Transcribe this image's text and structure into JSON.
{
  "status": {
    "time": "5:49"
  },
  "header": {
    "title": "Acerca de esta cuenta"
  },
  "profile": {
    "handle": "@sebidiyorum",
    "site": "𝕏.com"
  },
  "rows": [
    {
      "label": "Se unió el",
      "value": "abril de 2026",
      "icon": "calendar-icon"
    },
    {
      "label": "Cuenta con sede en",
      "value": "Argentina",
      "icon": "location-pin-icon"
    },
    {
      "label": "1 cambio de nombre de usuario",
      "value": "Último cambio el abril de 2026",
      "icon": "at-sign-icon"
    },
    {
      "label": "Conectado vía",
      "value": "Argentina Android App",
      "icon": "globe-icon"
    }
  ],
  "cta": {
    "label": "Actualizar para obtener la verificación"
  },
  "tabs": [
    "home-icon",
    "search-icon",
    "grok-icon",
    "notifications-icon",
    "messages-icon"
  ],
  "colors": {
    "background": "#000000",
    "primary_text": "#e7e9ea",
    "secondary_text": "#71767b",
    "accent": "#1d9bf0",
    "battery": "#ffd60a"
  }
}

------------------------------------------------

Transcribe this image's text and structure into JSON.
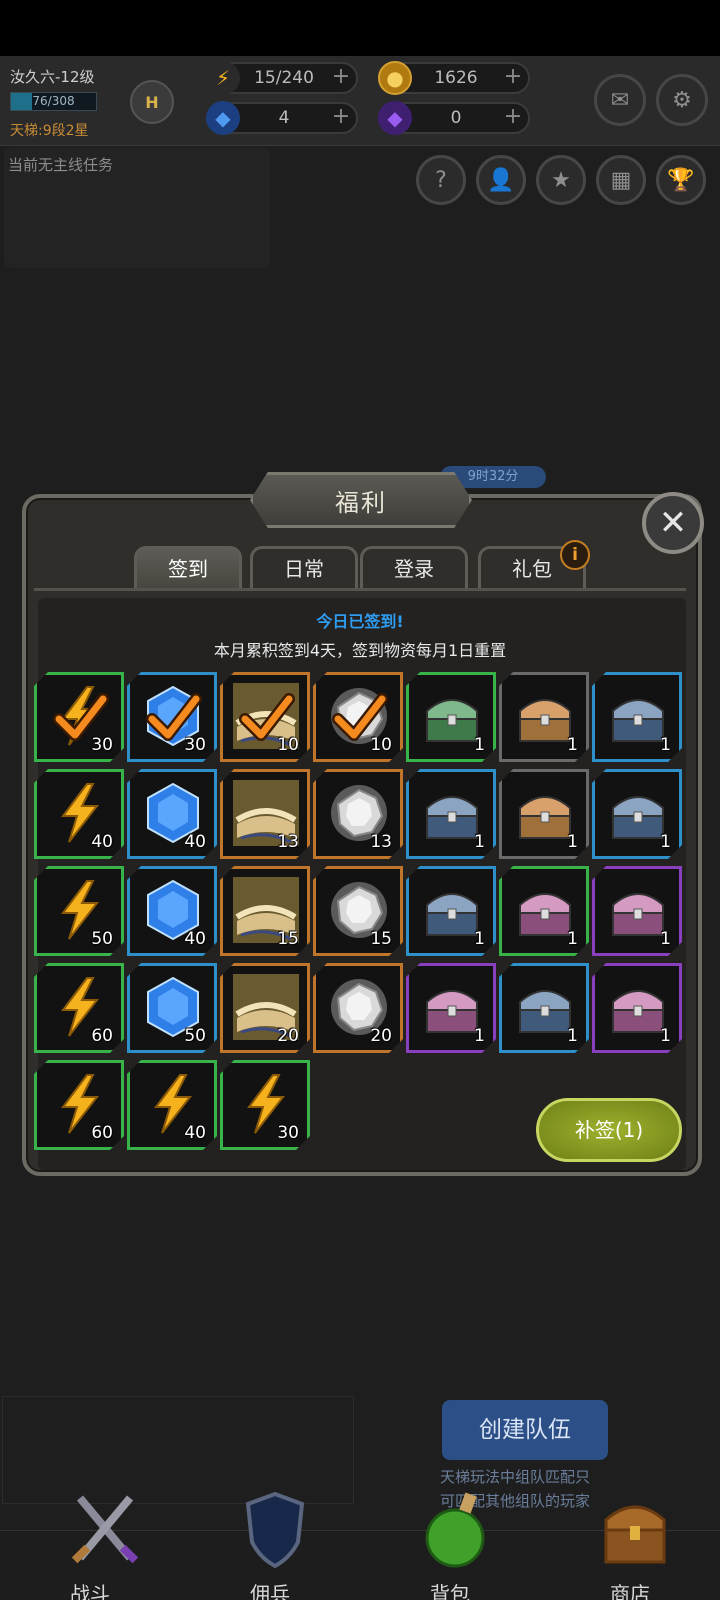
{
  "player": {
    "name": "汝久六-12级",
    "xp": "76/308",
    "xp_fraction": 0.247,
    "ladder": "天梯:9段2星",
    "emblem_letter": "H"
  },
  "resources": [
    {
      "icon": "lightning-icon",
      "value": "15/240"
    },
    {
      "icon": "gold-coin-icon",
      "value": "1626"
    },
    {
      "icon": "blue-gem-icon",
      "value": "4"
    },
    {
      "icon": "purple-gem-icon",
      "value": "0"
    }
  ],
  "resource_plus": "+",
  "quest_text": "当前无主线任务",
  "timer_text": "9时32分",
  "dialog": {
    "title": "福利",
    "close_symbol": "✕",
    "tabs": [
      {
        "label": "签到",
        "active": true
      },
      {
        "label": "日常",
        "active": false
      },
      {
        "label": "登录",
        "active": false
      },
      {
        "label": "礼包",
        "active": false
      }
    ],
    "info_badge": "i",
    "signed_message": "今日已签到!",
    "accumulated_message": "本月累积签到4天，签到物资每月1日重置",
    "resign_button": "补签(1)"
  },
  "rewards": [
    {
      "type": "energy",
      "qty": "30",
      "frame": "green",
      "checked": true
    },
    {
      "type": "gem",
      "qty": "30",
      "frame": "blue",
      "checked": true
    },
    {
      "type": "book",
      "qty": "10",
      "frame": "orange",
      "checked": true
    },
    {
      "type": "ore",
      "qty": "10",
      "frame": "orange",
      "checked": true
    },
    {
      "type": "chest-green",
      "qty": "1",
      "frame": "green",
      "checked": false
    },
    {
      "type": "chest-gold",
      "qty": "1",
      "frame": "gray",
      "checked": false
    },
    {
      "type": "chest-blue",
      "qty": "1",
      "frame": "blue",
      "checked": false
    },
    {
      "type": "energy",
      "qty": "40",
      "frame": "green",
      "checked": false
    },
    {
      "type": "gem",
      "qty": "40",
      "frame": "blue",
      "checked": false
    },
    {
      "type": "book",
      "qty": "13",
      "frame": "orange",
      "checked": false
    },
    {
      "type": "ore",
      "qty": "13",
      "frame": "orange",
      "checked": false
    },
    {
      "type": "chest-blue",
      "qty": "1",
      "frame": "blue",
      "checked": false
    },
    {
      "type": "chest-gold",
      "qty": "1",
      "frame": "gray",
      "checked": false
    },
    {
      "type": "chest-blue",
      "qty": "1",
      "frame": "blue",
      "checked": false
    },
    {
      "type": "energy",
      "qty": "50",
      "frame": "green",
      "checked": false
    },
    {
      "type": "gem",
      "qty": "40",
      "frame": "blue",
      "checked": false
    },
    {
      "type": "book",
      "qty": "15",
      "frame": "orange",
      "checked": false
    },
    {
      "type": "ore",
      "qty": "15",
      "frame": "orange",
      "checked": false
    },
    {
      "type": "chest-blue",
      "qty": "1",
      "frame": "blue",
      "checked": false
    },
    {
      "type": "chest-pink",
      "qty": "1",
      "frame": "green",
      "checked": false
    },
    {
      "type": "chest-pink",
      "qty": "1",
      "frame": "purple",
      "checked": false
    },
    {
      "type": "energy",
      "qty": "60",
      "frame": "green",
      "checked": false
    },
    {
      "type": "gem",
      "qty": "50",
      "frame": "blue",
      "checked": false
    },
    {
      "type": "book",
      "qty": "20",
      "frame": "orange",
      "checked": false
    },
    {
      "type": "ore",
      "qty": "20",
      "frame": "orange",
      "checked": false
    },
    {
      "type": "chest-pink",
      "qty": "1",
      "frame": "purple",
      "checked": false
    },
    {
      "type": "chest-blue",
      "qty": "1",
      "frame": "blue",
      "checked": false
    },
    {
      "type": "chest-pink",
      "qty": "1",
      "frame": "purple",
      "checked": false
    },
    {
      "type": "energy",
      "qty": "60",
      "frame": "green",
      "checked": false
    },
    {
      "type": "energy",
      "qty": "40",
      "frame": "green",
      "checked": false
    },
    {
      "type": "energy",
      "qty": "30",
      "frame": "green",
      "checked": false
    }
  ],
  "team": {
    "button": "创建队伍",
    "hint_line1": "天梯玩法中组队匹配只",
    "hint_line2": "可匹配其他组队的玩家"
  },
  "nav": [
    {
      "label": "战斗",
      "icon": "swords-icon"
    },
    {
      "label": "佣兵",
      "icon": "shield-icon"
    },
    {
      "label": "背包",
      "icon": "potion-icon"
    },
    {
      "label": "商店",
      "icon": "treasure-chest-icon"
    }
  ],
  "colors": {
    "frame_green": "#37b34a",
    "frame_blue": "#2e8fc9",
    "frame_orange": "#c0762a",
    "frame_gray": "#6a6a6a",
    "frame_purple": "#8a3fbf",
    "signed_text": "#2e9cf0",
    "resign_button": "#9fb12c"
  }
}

------------------------------------------------

Only the number is wanted: how many lines above include the word "abril"?

2